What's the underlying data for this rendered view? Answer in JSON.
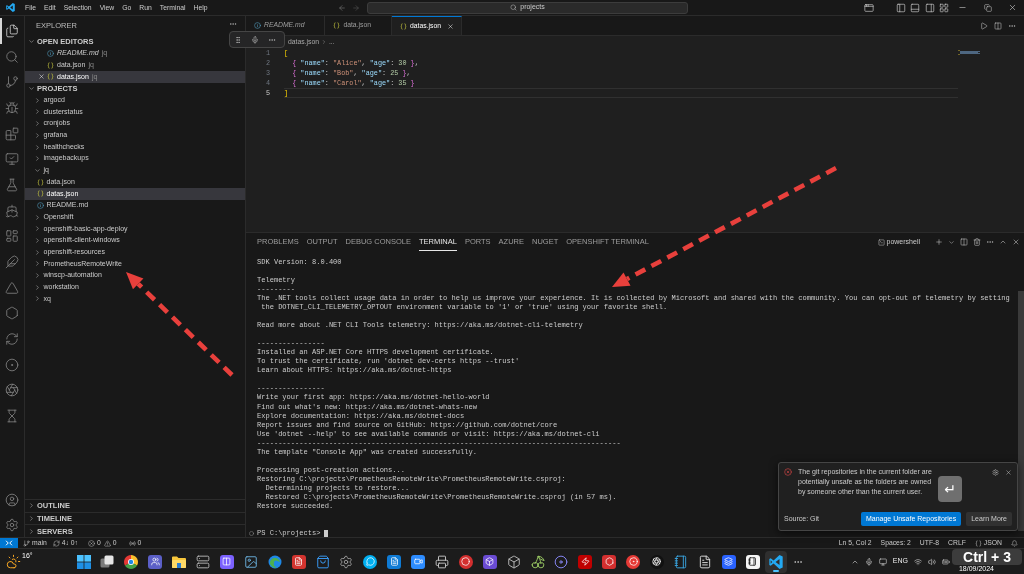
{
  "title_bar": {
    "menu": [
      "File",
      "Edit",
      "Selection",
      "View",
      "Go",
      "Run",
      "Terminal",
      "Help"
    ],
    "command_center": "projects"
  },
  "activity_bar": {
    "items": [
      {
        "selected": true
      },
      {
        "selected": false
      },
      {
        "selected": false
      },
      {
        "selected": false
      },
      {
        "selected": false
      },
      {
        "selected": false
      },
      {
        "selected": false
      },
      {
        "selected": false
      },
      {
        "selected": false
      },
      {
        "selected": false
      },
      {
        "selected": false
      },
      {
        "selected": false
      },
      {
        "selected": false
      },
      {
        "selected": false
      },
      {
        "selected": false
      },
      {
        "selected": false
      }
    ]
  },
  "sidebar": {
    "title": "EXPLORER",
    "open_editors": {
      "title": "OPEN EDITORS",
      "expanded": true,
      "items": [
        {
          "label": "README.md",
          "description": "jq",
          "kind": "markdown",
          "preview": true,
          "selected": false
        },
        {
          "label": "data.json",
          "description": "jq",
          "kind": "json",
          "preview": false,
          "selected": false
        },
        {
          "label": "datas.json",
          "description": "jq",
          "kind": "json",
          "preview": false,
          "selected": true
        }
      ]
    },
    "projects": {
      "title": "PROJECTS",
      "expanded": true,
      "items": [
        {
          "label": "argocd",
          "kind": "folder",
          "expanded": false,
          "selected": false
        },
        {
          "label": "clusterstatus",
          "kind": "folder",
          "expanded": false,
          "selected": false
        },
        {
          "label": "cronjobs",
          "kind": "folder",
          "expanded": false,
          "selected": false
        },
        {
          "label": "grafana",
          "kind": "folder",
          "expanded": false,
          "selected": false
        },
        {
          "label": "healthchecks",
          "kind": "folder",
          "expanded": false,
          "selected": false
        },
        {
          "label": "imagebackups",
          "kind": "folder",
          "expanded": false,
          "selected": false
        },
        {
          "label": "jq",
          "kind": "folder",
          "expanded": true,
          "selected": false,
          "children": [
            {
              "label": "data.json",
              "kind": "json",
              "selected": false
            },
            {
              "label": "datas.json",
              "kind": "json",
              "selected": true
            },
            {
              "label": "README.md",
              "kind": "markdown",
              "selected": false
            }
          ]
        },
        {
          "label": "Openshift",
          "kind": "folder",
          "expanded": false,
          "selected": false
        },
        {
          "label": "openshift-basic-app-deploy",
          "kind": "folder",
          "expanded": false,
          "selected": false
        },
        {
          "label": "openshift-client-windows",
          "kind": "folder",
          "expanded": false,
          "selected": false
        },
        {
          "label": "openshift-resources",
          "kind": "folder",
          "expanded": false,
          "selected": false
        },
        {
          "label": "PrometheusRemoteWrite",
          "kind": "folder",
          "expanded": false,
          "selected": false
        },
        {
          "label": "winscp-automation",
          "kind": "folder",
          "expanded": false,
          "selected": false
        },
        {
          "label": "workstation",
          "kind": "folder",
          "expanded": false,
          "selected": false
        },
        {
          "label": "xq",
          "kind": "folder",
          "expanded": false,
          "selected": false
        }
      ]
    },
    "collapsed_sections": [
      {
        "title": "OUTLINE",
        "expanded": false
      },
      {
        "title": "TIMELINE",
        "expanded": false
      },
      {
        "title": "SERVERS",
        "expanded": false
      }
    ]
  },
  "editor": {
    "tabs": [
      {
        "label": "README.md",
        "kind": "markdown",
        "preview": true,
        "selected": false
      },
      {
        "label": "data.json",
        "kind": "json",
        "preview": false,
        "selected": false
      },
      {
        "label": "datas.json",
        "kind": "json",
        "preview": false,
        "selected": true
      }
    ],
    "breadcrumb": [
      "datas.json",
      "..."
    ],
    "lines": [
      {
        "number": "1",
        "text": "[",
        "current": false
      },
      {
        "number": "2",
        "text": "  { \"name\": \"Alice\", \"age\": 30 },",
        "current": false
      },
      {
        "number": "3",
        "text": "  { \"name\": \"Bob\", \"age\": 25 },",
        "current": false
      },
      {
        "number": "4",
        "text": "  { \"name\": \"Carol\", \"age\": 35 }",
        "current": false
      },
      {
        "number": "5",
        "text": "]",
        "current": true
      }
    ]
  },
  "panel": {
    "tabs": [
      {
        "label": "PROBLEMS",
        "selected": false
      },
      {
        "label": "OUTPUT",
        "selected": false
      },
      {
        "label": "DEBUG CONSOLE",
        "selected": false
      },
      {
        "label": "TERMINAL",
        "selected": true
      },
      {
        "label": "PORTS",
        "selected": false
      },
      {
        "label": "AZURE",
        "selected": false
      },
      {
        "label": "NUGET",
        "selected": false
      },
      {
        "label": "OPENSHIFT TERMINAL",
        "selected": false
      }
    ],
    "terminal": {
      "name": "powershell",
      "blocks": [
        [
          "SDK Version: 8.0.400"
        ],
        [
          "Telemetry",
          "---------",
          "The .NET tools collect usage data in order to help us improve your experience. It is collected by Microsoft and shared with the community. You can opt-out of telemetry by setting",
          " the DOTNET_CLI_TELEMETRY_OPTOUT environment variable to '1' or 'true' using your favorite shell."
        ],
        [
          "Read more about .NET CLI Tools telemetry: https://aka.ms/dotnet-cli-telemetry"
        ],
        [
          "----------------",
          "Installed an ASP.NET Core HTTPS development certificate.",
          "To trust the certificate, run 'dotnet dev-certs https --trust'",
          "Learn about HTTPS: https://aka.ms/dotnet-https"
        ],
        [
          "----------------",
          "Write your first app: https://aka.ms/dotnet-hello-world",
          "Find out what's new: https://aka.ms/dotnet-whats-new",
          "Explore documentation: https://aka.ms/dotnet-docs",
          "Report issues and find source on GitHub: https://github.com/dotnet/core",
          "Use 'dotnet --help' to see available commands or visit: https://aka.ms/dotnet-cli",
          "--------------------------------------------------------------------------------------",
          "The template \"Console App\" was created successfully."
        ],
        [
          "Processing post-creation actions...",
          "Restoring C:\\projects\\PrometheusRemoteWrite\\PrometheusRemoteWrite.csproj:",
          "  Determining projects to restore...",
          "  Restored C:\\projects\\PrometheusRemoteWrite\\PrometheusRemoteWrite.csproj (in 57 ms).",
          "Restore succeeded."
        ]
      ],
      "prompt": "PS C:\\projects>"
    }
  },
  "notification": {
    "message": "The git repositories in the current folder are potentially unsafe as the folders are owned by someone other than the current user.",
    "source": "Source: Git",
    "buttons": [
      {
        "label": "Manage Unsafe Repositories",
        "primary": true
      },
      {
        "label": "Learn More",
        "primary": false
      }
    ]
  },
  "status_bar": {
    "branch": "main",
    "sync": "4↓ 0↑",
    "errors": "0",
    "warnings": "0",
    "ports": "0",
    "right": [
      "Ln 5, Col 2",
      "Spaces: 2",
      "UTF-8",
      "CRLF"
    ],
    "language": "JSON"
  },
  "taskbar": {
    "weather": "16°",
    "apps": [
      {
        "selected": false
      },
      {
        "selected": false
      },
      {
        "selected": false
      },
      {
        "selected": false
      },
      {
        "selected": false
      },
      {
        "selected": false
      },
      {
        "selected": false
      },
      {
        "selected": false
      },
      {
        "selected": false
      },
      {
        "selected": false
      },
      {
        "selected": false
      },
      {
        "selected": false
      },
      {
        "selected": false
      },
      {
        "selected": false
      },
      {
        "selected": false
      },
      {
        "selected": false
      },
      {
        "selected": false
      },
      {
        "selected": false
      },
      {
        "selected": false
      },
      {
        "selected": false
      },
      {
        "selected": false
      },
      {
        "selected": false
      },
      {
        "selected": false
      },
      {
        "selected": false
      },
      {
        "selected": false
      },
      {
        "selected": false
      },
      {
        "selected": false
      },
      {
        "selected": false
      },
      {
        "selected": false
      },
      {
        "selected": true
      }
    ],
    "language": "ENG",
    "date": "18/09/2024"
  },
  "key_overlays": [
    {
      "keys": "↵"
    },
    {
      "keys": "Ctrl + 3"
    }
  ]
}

....................

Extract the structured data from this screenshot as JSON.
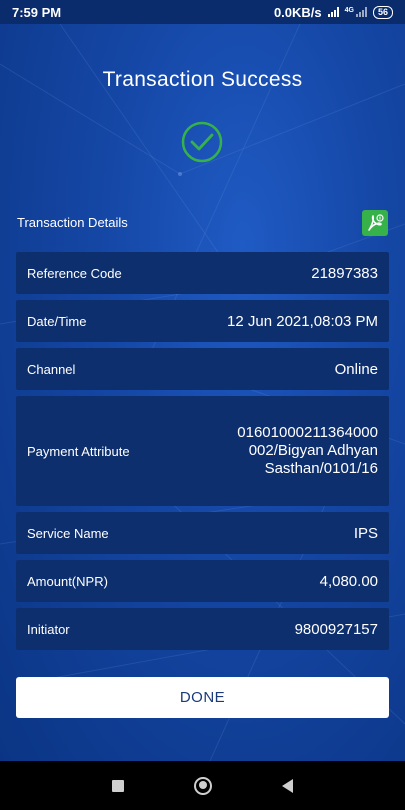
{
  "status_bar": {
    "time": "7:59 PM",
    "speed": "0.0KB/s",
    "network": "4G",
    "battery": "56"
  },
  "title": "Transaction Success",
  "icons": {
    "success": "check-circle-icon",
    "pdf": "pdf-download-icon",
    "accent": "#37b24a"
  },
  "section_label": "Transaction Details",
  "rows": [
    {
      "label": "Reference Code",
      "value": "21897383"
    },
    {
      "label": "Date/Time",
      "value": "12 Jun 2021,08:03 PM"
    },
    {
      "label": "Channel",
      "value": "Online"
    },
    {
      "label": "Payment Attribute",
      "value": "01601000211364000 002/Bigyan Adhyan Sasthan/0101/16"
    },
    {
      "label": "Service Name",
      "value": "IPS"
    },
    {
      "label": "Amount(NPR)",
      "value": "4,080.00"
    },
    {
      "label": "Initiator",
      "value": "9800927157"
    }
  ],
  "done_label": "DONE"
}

....................

Report how many lines in the data include the word "datas", and give nothing but the count.

4